Exercise brief:
Gather up the lines that contain "sequences".

Supplied material:
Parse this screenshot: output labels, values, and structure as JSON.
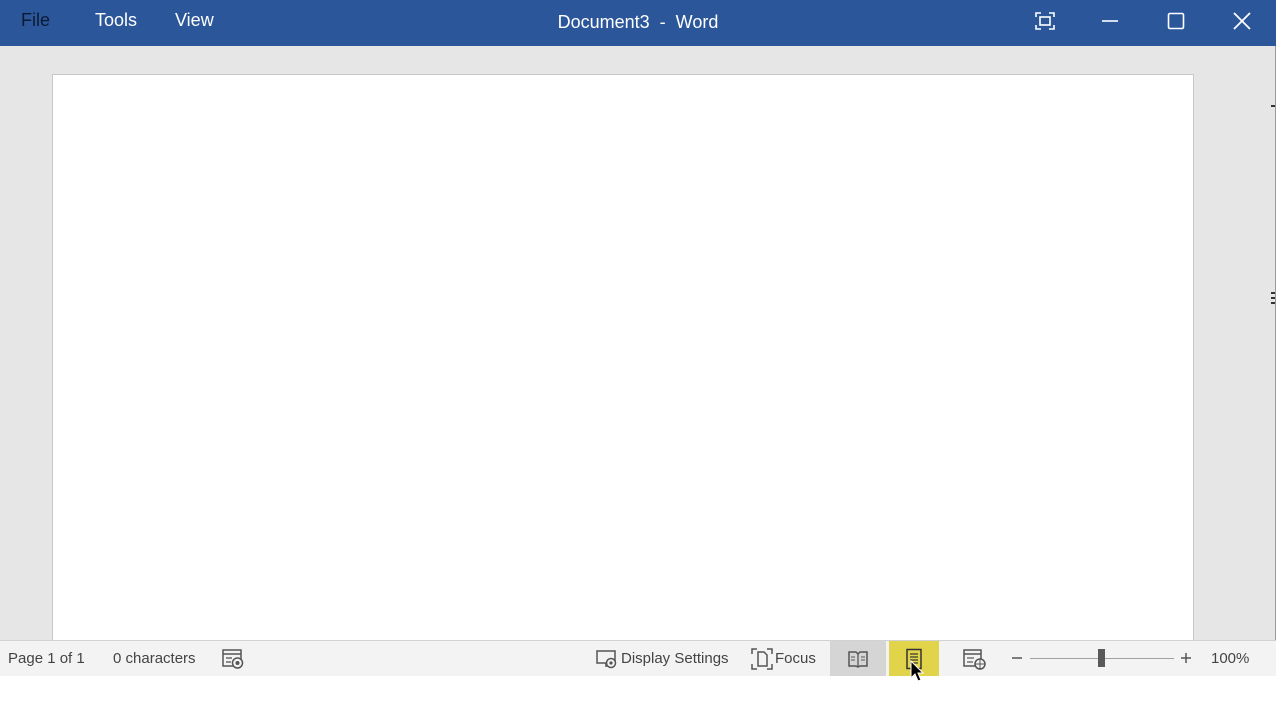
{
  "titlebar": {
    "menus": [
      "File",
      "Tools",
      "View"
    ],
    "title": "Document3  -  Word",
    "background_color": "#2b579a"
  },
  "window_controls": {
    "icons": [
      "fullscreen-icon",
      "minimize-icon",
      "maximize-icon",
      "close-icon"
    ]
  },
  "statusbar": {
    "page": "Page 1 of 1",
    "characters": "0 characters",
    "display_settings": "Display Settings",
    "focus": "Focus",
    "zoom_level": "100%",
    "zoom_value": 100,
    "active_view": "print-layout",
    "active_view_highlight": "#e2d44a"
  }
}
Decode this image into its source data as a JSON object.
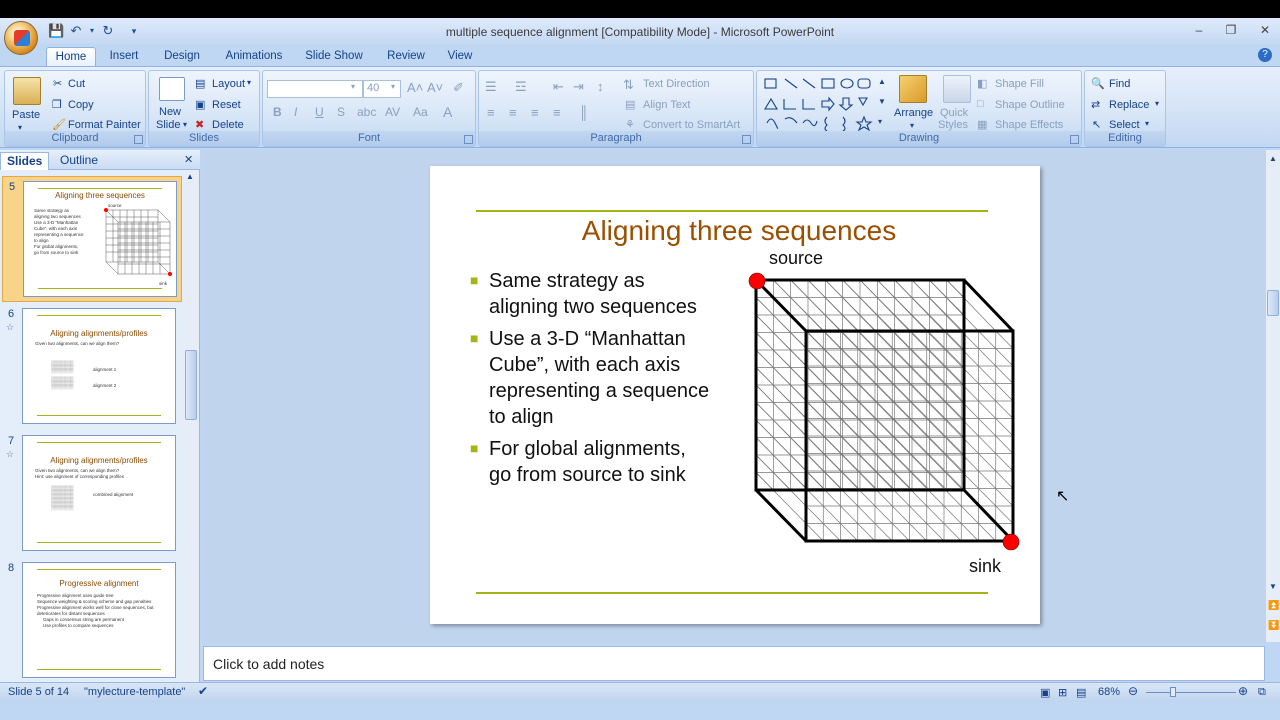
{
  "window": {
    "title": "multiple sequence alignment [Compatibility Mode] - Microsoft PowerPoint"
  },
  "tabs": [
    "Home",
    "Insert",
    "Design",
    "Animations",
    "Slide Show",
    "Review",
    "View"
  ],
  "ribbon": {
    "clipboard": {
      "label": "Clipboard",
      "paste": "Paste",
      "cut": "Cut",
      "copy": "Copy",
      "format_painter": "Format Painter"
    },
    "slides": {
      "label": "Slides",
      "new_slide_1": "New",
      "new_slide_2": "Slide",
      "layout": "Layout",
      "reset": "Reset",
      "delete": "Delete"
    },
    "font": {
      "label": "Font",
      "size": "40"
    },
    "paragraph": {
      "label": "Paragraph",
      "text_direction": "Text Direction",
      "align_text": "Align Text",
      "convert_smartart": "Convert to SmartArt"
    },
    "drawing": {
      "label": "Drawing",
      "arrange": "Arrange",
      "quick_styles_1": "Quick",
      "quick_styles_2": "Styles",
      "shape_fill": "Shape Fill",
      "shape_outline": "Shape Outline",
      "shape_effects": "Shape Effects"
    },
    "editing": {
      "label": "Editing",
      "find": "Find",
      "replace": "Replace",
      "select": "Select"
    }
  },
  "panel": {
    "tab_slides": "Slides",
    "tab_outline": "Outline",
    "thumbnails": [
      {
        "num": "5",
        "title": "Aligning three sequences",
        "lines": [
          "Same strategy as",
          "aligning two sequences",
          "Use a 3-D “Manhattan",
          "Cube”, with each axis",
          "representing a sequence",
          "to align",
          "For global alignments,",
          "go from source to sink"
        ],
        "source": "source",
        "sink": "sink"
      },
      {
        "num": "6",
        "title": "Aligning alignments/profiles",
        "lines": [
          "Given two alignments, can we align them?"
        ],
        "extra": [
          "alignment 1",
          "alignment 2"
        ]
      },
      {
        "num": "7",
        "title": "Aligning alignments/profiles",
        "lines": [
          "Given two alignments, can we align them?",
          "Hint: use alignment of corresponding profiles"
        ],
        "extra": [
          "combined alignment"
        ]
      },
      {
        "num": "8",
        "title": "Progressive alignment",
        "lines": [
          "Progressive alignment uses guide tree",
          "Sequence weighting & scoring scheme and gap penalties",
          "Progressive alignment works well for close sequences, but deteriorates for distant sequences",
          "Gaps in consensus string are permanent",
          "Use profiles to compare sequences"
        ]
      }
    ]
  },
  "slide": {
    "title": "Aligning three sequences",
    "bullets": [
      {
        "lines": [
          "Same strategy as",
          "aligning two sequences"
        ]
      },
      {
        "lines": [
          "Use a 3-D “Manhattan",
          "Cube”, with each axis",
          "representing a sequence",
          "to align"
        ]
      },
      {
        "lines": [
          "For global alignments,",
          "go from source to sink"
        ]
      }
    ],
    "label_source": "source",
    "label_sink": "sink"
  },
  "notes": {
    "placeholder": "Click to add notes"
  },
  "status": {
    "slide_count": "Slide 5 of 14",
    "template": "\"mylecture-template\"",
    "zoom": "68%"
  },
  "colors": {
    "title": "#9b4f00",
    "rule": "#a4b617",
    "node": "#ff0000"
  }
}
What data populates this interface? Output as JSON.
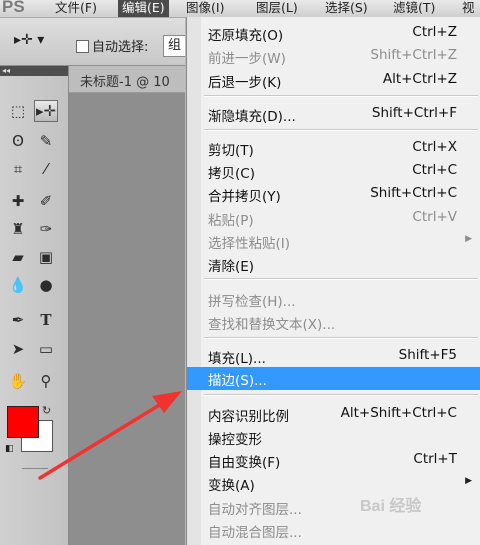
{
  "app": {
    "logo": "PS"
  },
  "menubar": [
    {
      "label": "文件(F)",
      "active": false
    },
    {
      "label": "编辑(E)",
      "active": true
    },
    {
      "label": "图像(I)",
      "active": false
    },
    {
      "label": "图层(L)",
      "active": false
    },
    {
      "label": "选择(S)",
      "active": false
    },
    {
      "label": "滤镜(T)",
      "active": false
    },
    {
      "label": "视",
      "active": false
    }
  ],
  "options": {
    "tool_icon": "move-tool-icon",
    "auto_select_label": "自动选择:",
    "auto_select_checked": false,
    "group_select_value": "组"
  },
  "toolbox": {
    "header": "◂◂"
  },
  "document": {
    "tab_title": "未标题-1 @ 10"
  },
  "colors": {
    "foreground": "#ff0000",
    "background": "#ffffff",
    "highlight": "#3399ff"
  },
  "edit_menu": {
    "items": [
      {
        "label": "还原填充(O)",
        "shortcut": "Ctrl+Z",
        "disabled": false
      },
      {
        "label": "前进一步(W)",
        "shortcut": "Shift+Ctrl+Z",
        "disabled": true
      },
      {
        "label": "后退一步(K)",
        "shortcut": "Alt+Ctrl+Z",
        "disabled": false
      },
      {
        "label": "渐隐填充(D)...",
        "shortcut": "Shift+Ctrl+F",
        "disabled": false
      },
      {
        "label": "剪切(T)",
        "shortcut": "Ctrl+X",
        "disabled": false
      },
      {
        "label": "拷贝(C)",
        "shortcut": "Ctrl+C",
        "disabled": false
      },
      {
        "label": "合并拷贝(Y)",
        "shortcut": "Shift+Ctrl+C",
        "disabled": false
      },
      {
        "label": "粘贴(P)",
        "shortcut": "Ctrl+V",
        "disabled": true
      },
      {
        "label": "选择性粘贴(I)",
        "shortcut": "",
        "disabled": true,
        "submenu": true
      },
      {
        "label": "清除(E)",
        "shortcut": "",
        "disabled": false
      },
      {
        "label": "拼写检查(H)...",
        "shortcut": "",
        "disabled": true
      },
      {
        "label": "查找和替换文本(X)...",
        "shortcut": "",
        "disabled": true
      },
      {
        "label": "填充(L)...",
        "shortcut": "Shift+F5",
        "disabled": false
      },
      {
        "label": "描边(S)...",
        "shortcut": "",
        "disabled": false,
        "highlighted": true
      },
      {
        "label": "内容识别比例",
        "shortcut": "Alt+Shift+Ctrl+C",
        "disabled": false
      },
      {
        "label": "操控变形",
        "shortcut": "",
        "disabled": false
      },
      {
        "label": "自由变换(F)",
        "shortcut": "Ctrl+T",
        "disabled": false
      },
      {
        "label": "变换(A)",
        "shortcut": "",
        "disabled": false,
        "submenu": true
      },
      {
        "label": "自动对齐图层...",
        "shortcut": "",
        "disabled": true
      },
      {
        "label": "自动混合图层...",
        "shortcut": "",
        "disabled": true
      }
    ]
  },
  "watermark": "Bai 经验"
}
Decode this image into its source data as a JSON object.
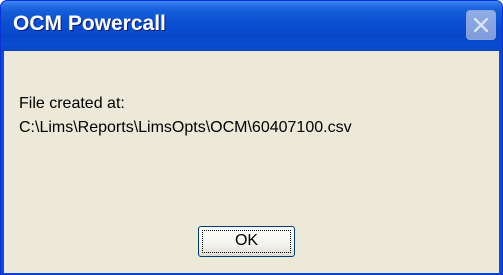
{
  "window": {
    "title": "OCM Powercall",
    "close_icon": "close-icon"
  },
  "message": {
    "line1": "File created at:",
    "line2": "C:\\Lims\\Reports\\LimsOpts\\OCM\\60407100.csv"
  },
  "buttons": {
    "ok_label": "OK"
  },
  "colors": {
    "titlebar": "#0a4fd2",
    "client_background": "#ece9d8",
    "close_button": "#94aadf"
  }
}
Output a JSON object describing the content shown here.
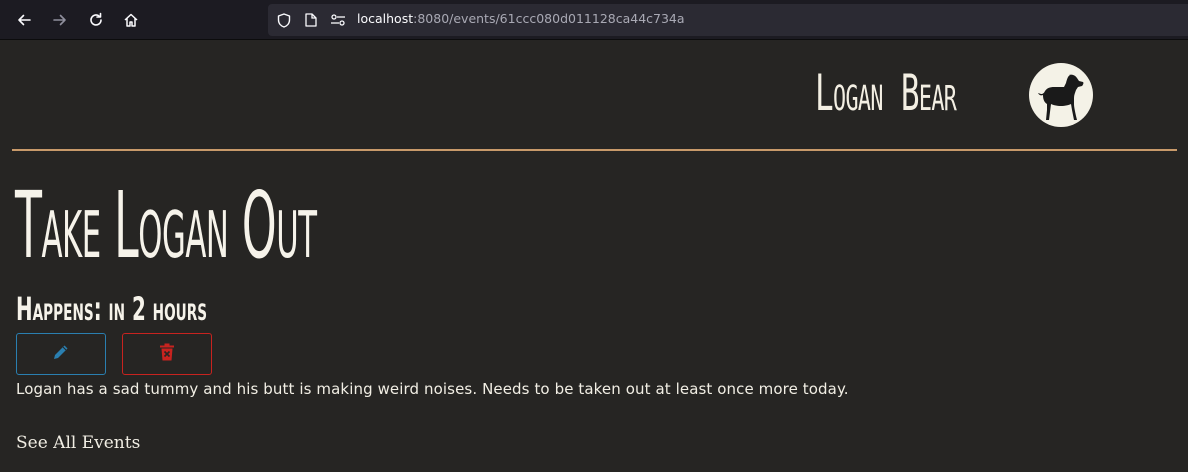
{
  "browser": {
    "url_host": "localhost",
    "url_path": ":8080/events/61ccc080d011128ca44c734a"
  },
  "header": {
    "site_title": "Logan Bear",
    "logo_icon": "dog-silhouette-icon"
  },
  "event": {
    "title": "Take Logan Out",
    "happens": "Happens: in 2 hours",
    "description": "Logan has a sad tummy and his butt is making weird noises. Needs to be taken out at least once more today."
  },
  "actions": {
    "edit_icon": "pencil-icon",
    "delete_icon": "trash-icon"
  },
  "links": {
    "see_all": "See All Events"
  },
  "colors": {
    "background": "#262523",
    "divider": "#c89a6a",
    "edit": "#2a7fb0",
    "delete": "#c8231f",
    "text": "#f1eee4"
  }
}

Task result:
        "title": "Aligning three sequences",
          "aligning two sequences",
          "Progressive alignment works well for close sequences, but deteriorates for distant sequences",
          "Use profiles to compare sequences"
    "title": "Aligning three sequences",
          "aligning two sequences"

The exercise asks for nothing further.